__Work to do__: Your task is to print the material below exactly as presented.

Stored items

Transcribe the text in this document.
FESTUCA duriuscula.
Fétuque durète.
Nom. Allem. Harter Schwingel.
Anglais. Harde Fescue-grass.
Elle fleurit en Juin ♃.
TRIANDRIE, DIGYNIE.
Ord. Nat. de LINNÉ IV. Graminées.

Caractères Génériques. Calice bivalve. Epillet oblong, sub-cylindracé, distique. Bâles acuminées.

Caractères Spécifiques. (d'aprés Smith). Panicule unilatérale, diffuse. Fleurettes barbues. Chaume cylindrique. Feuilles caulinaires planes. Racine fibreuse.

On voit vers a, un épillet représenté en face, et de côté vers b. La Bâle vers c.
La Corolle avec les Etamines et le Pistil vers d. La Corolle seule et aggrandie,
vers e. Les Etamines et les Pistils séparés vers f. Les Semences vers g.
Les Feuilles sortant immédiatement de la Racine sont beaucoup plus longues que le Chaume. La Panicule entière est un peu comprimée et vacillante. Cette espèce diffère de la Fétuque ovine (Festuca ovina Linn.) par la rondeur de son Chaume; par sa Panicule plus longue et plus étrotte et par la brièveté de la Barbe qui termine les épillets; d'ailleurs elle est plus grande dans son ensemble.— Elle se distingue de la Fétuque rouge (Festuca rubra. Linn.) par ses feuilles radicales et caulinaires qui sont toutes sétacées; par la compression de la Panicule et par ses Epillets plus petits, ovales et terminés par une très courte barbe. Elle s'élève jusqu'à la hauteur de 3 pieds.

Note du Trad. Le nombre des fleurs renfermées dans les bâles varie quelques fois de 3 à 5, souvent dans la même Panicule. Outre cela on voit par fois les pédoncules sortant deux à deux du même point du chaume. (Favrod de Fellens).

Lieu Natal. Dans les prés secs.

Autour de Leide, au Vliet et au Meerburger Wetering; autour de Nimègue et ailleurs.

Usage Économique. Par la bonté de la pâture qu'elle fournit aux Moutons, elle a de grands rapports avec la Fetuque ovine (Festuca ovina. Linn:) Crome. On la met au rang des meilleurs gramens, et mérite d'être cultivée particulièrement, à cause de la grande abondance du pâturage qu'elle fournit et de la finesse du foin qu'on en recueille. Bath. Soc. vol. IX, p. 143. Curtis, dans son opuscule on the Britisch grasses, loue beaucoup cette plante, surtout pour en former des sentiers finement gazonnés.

__Correct answer__:
Transcribe the text in this document.
FESTUCA duriuscula.
Fétuque durète.
Nom. Allem. Harter Schwingel.
Anglais. Harde Fescue-grass.
Elle fleurit en Juin ♃.
TRIANDRIE, DIGYNIE.
Ord. Nat. de LINNÉ IV. Graminées.

Caractères Génériques. Calice bivalve. Epillet oblong, sub-cylindracé, distique. Bâles acuminées.

Caractères Spécifiques. (d'aprés Smith). Panicule unilatérale, diffuse. Fleurettes barbues. Chaume cylindrique. Feuilles caulinaires planes. Racine fibreuse.

On voit vers a, un épillet représenté en face, et de côté vers b. La Bâle vers c.
La Corolle avec les Etamines et le Pistil vers d. La Corolle seule et aggrandie,
vers e. Les Etamines et les Pistils séparés vers f. Les Semences vers g.
Les Feuilles sortant immédiatement de la Racine sont beaucoup plus longues que le Chaume. La Panicule entière est un peu comprimée et vacillante. Cette espèce diffère de la Fétuque ovine (Festuca ovina Linn.) par la rondeur de son Chaume; par sa Panicule plus longue et plus étrotte et par la brièveté de la Barbe qui termine les épillets; d'ailleurs elle est plus grande dans son ensemble.— Elle se distingue de la Fétuque rouge (Festuca rubra. Linn.) par ses feuilles radicales et caulinaires qui sont toutes sétacées; par la compression de la Panicule et par ses Epillets plus petits, ovales et terminés par une très courte barbe. Elle s'élève jusqu'à la hauteur de 3 pieds.

Note du Trad. Le nombre des fleurs renfermées dans les bâles varie quelques fois de 3 à 5, souvent dans la même Panicule. Outre cela on voit par fois les pédoncules sortant deux à deux du même point du chaume. (Favrod de Fellens).

Lieu Natal. Dans les prés secs.

Autour de Leide, au Vliet et au Meerburger Wetering; autour de Nimègue et ailleurs.

Usage Économique. Par la bonté de la pâture qu'elle fournit aux Moutons, elle a de grands rapports avec la Fetuque ovine (Festuca ovina. Linn:) Crome. On la met au rang des meilleurs gramens, et mérite d'être cultivée particulièrement, à cause de la grande abondance du pâturage qu'elle fournit et de la finesse du foin qu'on en recueille. Bath. Soc. vol. IX, p. 143. Curtis, dans son opuscule on the Britisch grasses, loue beaucoup cette plante, surtout pour en former des sentiers finement gazonnés.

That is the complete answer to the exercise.